-- BEGIN DATA FOR THIS EXERCISE --

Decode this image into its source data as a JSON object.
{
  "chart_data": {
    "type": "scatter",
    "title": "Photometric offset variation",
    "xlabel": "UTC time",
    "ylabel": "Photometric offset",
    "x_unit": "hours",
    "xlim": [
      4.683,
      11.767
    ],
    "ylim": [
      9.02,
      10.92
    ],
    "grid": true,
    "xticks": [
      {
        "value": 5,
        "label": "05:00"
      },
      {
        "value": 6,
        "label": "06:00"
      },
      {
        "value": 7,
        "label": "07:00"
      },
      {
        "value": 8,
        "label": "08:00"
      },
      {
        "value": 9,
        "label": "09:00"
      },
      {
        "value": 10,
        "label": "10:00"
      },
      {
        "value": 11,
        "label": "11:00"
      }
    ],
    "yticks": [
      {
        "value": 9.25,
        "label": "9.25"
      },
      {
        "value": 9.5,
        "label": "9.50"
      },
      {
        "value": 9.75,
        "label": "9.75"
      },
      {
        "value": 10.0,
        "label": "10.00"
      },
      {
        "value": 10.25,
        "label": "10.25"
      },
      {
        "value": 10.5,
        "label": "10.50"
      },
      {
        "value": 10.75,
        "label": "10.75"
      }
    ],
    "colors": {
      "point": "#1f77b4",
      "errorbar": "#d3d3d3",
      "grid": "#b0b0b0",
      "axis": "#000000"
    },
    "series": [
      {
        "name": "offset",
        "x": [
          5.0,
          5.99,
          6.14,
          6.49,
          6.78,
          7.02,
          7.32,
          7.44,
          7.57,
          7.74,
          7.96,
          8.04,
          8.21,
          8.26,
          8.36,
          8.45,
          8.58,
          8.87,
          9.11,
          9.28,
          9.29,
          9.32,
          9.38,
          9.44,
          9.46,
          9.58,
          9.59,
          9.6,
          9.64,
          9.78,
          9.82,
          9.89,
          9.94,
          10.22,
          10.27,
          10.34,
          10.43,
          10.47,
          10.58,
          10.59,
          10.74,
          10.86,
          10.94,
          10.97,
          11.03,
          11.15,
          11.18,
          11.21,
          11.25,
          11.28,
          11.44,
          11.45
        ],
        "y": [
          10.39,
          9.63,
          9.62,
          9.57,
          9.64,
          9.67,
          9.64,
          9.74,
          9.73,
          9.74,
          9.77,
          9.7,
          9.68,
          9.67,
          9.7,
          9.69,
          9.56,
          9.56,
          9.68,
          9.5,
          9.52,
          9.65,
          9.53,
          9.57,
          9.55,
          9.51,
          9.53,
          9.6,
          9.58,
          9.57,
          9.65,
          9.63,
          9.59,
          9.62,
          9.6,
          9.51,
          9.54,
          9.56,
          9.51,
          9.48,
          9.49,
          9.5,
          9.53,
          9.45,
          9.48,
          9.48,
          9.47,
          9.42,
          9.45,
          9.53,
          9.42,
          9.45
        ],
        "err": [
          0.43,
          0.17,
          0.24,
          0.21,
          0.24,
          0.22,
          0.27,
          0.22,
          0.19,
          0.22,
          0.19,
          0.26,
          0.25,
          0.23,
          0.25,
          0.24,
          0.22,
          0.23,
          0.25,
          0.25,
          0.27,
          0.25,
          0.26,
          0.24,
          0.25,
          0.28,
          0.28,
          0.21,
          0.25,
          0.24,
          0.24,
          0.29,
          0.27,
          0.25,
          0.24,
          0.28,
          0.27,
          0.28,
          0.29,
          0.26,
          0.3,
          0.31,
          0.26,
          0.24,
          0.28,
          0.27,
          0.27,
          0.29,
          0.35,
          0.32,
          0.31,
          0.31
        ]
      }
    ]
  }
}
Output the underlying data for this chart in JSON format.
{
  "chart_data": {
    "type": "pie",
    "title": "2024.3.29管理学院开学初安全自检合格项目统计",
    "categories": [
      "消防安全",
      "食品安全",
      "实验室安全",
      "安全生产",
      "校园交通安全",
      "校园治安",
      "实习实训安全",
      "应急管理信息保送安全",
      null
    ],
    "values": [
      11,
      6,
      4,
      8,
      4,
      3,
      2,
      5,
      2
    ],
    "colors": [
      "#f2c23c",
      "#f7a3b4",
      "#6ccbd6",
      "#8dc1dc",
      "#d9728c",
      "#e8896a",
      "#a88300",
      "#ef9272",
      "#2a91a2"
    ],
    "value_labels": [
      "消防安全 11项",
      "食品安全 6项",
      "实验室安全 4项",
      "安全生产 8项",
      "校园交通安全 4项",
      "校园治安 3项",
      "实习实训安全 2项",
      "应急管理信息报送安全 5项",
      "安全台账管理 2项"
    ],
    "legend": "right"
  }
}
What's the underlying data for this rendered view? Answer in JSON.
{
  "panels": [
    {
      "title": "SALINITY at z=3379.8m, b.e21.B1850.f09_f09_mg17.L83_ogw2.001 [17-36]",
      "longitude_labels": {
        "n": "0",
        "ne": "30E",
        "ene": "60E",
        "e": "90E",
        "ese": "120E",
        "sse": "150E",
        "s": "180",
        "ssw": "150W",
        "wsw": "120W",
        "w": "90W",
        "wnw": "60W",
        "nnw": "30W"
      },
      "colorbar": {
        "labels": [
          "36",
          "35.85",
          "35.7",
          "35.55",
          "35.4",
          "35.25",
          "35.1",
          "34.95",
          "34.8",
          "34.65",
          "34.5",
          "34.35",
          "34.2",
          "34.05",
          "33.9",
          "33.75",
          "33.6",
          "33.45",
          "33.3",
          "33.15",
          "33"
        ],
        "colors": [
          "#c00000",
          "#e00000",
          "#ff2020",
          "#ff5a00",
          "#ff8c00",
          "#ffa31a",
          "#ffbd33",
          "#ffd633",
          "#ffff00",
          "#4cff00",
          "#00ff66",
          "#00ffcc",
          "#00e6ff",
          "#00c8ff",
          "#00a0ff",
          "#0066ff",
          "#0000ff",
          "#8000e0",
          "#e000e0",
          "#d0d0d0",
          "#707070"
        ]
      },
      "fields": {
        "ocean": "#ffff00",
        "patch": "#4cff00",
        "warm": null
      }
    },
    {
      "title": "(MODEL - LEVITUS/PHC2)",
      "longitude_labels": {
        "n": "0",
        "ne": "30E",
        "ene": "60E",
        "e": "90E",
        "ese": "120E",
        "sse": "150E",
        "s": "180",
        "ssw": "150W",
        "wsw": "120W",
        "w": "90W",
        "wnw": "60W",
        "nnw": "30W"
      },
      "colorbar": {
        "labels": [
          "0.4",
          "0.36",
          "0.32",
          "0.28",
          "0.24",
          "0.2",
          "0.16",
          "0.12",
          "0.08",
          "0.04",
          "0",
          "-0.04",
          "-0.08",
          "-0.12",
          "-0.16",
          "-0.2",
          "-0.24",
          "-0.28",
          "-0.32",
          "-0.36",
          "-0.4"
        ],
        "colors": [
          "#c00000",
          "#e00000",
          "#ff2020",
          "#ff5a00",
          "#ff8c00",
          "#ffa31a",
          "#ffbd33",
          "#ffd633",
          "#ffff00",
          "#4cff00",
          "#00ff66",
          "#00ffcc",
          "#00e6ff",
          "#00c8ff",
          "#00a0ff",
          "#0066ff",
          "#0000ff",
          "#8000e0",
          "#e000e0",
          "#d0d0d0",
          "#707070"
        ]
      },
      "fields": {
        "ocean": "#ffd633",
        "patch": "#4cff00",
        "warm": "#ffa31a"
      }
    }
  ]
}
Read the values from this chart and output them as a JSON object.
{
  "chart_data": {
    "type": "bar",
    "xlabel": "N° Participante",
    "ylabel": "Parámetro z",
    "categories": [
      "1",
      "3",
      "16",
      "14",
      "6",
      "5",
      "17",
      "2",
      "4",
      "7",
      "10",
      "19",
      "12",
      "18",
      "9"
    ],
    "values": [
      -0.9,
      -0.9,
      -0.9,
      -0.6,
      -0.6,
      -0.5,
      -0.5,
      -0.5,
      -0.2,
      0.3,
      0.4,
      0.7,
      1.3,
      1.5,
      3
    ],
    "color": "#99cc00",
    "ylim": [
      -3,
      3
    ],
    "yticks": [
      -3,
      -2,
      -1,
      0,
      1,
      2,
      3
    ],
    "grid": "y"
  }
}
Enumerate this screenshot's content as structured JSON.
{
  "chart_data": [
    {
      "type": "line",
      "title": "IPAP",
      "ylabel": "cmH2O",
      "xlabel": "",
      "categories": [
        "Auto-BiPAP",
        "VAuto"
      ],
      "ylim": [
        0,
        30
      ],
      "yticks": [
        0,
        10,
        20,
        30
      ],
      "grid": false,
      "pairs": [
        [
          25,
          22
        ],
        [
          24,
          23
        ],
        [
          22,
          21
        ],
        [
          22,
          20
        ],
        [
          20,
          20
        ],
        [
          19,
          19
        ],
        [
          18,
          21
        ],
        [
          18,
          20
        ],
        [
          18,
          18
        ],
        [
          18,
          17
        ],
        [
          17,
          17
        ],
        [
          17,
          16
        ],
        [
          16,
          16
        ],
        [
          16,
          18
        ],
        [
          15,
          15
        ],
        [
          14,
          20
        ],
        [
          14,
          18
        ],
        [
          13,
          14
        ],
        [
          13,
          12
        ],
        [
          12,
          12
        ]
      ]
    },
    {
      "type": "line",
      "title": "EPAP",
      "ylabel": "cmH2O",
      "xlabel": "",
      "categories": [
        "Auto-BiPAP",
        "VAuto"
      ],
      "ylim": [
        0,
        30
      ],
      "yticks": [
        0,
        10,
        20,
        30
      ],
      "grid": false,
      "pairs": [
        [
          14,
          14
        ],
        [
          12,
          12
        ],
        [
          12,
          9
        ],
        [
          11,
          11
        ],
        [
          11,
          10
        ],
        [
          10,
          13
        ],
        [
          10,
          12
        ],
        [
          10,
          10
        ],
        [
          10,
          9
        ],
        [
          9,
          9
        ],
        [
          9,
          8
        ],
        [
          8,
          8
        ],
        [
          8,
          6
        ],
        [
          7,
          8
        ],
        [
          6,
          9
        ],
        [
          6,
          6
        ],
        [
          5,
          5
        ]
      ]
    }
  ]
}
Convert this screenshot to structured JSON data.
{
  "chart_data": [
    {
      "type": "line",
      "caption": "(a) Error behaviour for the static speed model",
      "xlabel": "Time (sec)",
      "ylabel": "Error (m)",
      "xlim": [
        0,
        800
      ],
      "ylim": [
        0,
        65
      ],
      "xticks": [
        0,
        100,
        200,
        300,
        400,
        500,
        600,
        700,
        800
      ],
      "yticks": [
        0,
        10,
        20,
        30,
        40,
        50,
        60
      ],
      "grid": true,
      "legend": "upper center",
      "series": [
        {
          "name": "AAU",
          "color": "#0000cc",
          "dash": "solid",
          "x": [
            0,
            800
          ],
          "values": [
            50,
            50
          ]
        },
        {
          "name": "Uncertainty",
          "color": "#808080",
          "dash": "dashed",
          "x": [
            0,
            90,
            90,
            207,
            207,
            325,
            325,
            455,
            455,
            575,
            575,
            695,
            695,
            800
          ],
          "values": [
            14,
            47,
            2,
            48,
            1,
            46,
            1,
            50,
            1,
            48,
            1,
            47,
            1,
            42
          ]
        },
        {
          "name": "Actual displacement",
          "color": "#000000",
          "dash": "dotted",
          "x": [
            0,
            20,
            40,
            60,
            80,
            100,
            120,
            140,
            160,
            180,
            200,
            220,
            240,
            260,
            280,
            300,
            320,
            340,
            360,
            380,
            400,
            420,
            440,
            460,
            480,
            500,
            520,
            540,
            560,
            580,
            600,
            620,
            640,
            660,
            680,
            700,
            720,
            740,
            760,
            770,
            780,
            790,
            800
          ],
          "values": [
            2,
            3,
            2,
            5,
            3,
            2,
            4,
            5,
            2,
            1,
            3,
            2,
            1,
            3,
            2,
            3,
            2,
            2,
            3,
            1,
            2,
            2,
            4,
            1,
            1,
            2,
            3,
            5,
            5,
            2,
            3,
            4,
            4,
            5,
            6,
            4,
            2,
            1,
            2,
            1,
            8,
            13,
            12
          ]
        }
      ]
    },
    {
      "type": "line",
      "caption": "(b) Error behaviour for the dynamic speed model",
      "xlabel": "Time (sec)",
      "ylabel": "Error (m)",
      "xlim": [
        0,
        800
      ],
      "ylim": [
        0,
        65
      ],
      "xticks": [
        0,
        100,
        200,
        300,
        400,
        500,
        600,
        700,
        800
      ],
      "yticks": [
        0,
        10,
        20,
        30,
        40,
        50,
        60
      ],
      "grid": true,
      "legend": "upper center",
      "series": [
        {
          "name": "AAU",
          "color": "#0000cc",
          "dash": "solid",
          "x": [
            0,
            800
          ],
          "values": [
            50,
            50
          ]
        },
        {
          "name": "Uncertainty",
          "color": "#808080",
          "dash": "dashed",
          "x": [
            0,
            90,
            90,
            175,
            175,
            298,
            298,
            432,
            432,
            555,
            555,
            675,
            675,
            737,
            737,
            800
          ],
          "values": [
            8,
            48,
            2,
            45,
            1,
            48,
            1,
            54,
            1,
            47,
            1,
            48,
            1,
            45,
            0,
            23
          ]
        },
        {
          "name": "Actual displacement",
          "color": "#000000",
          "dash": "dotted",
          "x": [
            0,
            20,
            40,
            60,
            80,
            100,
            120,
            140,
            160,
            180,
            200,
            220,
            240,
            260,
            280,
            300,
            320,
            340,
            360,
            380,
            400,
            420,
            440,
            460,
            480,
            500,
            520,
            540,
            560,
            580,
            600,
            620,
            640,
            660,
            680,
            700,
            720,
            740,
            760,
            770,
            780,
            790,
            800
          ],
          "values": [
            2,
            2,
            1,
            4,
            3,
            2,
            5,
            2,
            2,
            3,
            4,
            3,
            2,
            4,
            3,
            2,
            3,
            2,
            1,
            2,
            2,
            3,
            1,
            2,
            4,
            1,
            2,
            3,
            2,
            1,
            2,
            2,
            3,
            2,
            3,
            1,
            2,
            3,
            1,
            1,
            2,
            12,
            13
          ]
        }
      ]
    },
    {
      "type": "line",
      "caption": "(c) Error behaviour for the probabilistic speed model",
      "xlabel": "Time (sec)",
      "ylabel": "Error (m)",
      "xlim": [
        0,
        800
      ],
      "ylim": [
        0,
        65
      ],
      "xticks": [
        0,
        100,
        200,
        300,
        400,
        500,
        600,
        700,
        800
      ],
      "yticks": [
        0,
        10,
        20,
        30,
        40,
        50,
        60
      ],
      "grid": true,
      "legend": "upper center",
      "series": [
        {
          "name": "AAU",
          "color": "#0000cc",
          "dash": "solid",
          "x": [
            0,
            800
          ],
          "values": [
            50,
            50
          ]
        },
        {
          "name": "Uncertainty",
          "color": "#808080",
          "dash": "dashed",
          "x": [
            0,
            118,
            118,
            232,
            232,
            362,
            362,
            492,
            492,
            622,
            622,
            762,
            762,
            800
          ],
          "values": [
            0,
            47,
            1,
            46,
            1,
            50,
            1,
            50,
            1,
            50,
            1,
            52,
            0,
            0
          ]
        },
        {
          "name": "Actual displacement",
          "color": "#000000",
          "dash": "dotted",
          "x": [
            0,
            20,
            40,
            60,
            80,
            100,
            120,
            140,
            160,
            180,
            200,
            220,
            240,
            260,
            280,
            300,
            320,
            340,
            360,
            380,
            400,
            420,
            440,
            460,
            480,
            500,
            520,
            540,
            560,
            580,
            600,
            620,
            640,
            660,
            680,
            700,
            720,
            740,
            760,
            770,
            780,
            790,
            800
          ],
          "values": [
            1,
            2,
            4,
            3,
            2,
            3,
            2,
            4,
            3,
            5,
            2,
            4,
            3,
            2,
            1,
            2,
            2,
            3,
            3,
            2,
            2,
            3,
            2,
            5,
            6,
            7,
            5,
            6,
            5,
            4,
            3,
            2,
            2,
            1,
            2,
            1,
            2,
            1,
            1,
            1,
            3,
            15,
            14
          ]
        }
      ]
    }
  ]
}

-- END DATA FOR THIS EXERCISE --

> GIVEN REQUEST:
Select the lines in this material that hold the word "behaviour", leaving none out.

> RESULT:
      "caption": "(a) Error behaviour for the static speed model",
      "caption": "(b) Error behaviour for the dynamic speed model",
      "caption": "(c) Error behaviour for the probabilistic speed model",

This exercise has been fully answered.